On Fri, Oct 17, 2008 at 8:01 PM, Luc Prefontaine
<[EMAIL PROTECTED]> wrote:
> I am not very far from tackling this issue. In our bus messaging system, we
> are using Terracotta with some Java components
> and it's a matter of weeks before we start to investigate how we can bridge
> Clojure and Terracotta.
>
> A customer asked us about some new functionality today and I see a need to
> fill the Terracotta/Clojure gap
> somehow.
>
> I'll comeback toward the end of November with some proposal.
>
> Any comments Rich about how you would see this integration and what Clojure
> semantics you would like to share through Terracotta ?
> I might enlarge the scope beyond what we need in our system even if not all
> the pieces are delivered in the very short term.
>

There are lots of potential synergies. I think that one key benefit of
using Clojure is that the immutable data structures can be shared, yet
read outside of locks. As you know, Terracotta requires shared objects
to be accessed under a lock. However, once the object has been
propagated, it need not be acceessed under a lock iff it is immutable.
This was one of the first things I verified with Terracotta.

So, for instance, you can do the normal Terracotta cache thing and put
Clojure's persistent data structures in a ConcurrentHashMap shared
root. Once you pull one out of the map, you can use it henceforth
without locking - a huge benefit IMO. Plus, since the data structures
share structure, updates are also efficient. A current hitch, which I
am looking to enhance anyway, is that some of the data structures do
lazy hash creation with volatile caches. In proc this is no problem,
nor out of proc since the hash value is a pure function of the
immutable structure value, but I think Terracotta may not be happy
with the volatile members. I have already on my todo list moving to
incrementally calculated hash values (had to wait for the unification
of hash logic with java.util's, now done).

Of course, this leaves you with ConcurrentHashMap's last-one-in-wins,
no coordinated activity semantics. When that's not good enough, you'll
want to try STM refs + transactions. Here too, I think a lot is
possible. As I've said, I once had this working, but haven't tracked
whether or not all mechanisms I am using are supported by Terracotta.
Underneath the STM are all standard Java concurrency things -
reentrant locks, wait/notify, java.util.concurrent.atomic stuff etc.
To the extent these are supported, it should function correctly right
away.

That said, there's one aspect of the STM I think could be tweaked for
a clustering situation. The only thing that is shared between all
transactions is a single CAS for the timestamps. In-proc, that works
fine until you get to very heavy micro-transactions, which are a bad
idea anyway. On a Terracotta cluster, that CAS will turn into a shared
lock, I think, which is much heavier. What you really want is a
central getAndIncrement server, since this capability can be done
completely with a server-side CAS with no client coordination.
Terracotta, being API-free, will want to maintain the illusion that
each JVM has its own CAS. If I had time to do Terracotta/Clojure work,
I'd probably investigate abstracting out the STM's timestamp generator
to allow for a timestamp server for clustered situations.

Once you have that, you can make normal locality-of-reference based
architectural decisions for the refs, and get concurrency that is
scalable strictly on the transactions' degree of ref overlap.

Exercise prompt:
Retype the passage from the email about Clojure and Terracotta word for word, starting with "Terracotta, being API-free, will" and going on through "of ref overlap.".

Dataset entries:
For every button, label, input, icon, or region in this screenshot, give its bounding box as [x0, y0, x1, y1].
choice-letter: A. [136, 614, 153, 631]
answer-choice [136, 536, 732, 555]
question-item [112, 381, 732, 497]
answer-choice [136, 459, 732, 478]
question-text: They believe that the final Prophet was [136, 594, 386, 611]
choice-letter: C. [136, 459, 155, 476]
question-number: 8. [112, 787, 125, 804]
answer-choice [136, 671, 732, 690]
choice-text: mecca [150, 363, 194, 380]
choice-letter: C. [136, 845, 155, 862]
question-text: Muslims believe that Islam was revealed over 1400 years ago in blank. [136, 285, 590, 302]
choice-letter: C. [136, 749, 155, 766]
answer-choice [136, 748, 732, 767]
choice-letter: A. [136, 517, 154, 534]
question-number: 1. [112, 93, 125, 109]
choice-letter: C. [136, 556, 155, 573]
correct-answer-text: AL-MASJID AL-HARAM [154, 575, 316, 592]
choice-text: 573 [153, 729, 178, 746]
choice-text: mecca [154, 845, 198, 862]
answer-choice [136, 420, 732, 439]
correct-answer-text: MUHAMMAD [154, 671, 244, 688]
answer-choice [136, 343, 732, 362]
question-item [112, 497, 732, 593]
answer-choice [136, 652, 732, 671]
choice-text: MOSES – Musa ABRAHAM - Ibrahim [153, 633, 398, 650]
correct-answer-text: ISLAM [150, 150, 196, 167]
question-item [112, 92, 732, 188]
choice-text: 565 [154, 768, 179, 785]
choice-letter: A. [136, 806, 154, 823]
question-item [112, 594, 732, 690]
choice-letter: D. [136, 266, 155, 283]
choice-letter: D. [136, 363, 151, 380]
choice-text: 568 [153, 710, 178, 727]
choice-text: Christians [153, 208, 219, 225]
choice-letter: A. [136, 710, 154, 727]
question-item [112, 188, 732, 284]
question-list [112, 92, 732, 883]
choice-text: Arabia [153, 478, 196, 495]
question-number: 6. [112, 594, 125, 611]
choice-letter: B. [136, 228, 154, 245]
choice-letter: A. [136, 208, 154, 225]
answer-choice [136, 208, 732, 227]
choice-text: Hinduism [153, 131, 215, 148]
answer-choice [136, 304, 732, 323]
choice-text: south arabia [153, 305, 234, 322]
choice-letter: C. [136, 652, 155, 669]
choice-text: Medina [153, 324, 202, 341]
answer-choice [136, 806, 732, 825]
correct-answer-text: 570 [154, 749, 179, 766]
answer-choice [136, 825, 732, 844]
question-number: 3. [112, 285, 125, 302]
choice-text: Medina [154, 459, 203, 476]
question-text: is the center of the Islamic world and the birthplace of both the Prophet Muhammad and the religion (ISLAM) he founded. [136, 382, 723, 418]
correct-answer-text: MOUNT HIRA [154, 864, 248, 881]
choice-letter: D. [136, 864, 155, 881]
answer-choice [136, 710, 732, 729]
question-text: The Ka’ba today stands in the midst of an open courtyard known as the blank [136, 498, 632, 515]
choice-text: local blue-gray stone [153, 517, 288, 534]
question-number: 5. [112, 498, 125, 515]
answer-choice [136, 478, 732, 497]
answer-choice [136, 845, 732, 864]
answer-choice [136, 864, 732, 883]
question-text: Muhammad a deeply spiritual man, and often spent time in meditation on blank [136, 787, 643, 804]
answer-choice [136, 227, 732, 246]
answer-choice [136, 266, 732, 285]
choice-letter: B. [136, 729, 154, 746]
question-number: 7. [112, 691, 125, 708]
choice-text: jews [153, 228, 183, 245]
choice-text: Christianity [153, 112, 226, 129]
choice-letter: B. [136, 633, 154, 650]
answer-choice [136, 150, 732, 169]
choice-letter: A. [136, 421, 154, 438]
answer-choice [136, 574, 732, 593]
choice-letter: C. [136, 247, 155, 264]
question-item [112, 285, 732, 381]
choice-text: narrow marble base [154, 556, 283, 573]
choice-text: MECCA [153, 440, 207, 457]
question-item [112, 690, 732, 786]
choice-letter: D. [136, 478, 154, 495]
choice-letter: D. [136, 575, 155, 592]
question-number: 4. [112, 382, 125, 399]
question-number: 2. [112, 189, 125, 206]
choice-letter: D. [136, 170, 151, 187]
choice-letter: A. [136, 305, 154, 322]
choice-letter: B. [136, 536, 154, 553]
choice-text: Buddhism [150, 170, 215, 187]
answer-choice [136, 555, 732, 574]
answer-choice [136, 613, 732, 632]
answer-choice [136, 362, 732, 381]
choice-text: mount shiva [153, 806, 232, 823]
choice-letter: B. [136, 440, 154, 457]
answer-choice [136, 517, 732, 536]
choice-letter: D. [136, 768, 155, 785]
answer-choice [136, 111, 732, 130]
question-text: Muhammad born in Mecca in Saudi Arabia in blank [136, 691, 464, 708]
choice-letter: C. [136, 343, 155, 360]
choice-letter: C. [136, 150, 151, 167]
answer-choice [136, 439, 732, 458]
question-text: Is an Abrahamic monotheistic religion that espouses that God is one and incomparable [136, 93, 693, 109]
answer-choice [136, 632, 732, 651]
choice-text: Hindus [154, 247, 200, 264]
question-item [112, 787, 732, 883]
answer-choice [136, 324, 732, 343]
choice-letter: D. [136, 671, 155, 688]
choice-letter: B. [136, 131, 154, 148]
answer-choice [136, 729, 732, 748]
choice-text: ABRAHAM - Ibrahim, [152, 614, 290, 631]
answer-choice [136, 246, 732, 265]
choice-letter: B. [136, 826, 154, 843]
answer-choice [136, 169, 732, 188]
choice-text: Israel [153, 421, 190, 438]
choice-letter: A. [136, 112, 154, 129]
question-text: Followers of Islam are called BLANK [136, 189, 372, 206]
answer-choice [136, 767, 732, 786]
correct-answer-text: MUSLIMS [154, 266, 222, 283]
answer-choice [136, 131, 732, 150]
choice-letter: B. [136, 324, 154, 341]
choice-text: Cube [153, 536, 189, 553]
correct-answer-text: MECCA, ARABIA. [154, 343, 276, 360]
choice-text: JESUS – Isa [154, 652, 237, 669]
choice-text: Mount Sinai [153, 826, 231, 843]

Result:
Terracotta, being API-free, will want to maintain the illusion that
each JVM has its own CAS. If I had time to do Terracotta/Clojure work,
I'd probably investigate abstracting out the STM's timestamp generator
to allow for a timestamp server for clustered situations.

Once you have that, you can make normal locality-of-reference based
architectural decisions for the refs, and get concurrency that is
scalable strictly on the transactions' degree of ref overlap.